Short problem
Output every line exactly as written. Leave out pictures.

Data for this task
——
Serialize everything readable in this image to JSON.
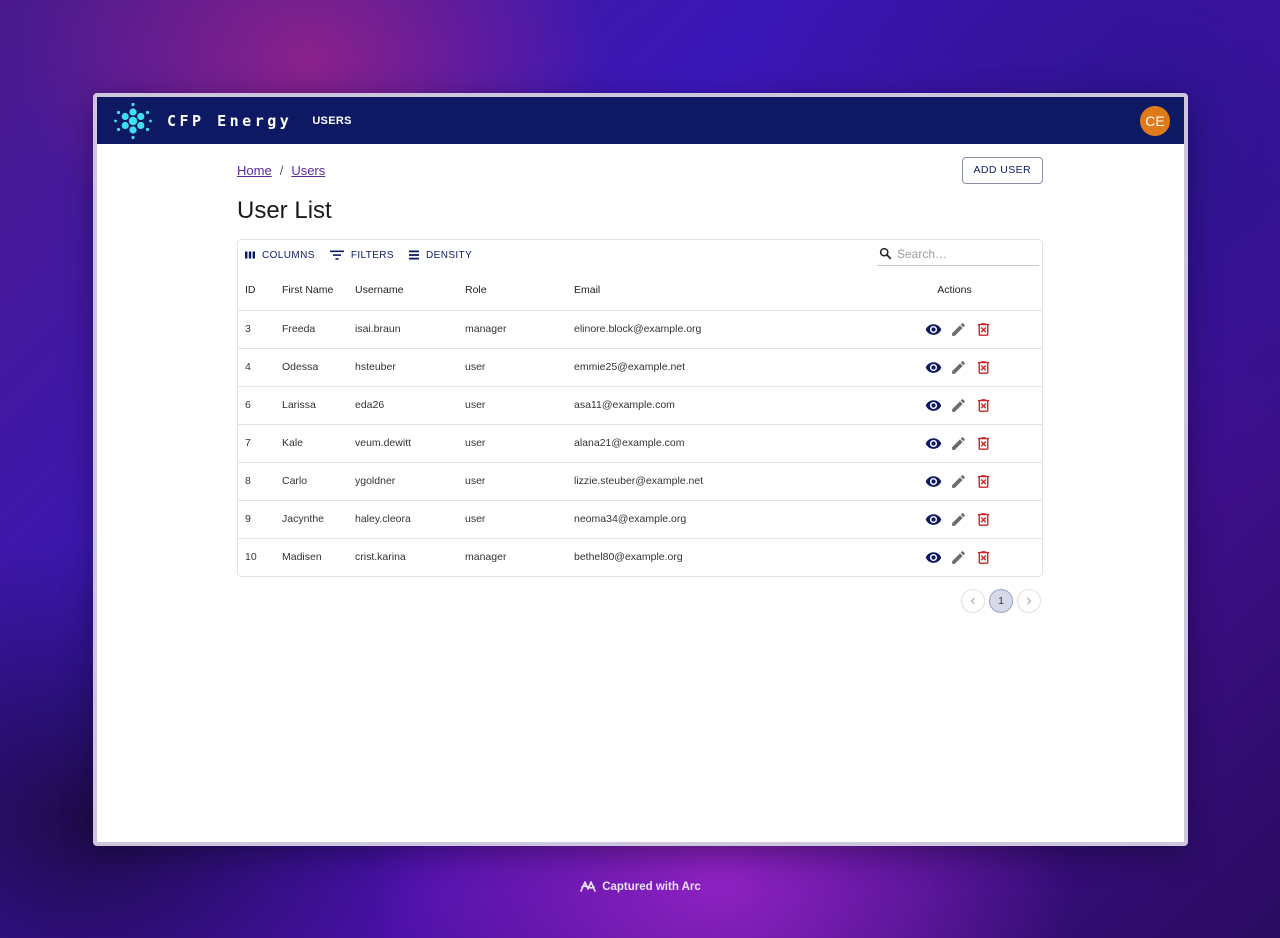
{
  "app": {
    "brand": "CFP Energy",
    "nav_users": "USERS",
    "avatar_initials": "CE"
  },
  "breadcrumb": {
    "home": "Home",
    "separator": "/",
    "users": "Users"
  },
  "add_user_label": "ADD USER",
  "page_title": "User List",
  "toolbar": {
    "columns": "COLUMNS",
    "filters": "FILTERS",
    "density": "DENSITY",
    "search_placeholder": "Search…"
  },
  "table": {
    "headers": {
      "id": "ID",
      "first_name": "First Name",
      "username": "Username",
      "role": "Role",
      "email": "Email",
      "actions": "Actions"
    },
    "rows": [
      {
        "id": "3",
        "first_name": "Freeda",
        "username": "isai.braun",
        "role": "manager",
        "email": "elinore.block@example.org"
      },
      {
        "id": "4",
        "first_name": "Odessa",
        "username": "hsteuber",
        "role": "user",
        "email": "emmie25@example.net"
      },
      {
        "id": "6",
        "first_name": "Larissa",
        "username": "eda26",
        "role": "user",
        "email": "asa11@example.com"
      },
      {
        "id": "7",
        "first_name": "Kale",
        "username": "veum.dewitt",
        "role": "user",
        "email": "alana21@example.com"
      },
      {
        "id": "8",
        "first_name": "Carlo",
        "username": "ygoldner",
        "role": "user",
        "email": "lizzie.steuber@example.net"
      },
      {
        "id": "9",
        "first_name": "Jacynthe",
        "username": "haley.cleora",
        "role": "user",
        "email": "neoma34@example.org"
      },
      {
        "id": "10",
        "first_name": "Madisen",
        "username": "crist.karina",
        "role": "manager",
        "email": "bethel80@example.org"
      }
    ]
  },
  "pagination": {
    "current_page": "1"
  },
  "footer": {
    "captured": "Captured with Arc"
  },
  "colors": {
    "appbar": "#0d1a63",
    "avatar": "#e07a19",
    "view_icon": "#0d1a63",
    "edit_icon": "#6b6b6b",
    "delete_icon": "#c62828",
    "logo": "#3ee0f0"
  },
  "icons": {
    "logo": "atom-dots-logo",
    "columns": "columns-icon",
    "filters": "filter-icon",
    "density": "density-icon",
    "search": "search-icon",
    "view": "eye-icon",
    "edit": "pencil-icon",
    "delete": "trash-icon",
    "prev": "chevron-left-icon",
    "next": "chevron-right-icon",
    "arc": "arc-logo-icon"
  }
}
——
Exercise output
Serialize everything readable in this image to JSON.
{
  "app": {
    "brand": "CFP Energy",
    "nav_users": "USERS",
    "avatar_initials": "CE"
  },
  "breadcrumb": {
    "home": "Home",
    "separator": "/",
    "users": "Users"
  },
  "add_user_label": "ADD USER",
  "page_title": "User List",
  "toolbar": {
    "columns": "COLUMNS",
    "filters": "FILTERS",
    "density": "DENSITY",
    "search_placeholder": "Search…"
  },
  "table": {
    "headers": {
      "id": "ID",
      "first_name": "First Name",
      "username": "Username",
      "role": "Role",
      "email": "Email",
      "actions": "Actions"
    },
    "rows": [
      {
        "id": "3",
        "first_name": "Freeda",
        "username": "isai.braun",
        "role": "manager",
        "email": "elinore.block@example.org"
      },
      {
        "id": "4",
        "first_name": "Odessa",
        "username": "hsteuber",
        "role": "user",
        "email": "emmie25@example.net"
      },
      {
        "id": "6",
        "first_name": "Larissa",
        "username": "eda26",
        "role": "user",
        "email": "asa11@example.com"
      },
      {
        "id": "7",
        "first_name": "Kale",
        "username": "veum.dewitt",
        "role": "user",
        "email": "alana21@example.com"
      },
      {
        "id": "8",
        "first_name": "Carlo",
        "username": "ygoldner",
        "role": "user",
        "email": "lizzie.steuber@example.net"
      },
      {
        "id": "9",
        "first_name": "Jacynthe",
        "username": "haley.cleora",
        "role": "user",
        "email": "neoma34@example.org"
      },
      {
        "id": "10",
        "first_name": "Madisen",
        "username": "crist.karina",
        "role": "manager",
        "email": "bethel80@example.org"
      }
    ]
  },
  "pagination": {
    "current_page": "1"
  },
  "footer": {
    "captured": "Captured with Arc"
  },
  "colors": {
    "appbar": "#0d1a63",
    "avatar": "#e07a19",
    "view_icon": "#0d1a63",
    "edit_icon": "#6b6b6b",
    "delete_icon": "#c62828",
    "logo": "#3ee0f0"
  },
  "icons": {
    "logo": "atom-dots-logo",
    "columns": "columns-icon",
    "filters": "filter-icon",
    "density": "density-icon",
    "search": "search-icon",
    "view": "eye-icon",
    "edit": "pencil-icon",
    "delete": "trash-icon",
    "prev": "chevron-left-icon",
    "next": "chevron-right-icon",
    "arc": "arc-logo-icon"
  }
}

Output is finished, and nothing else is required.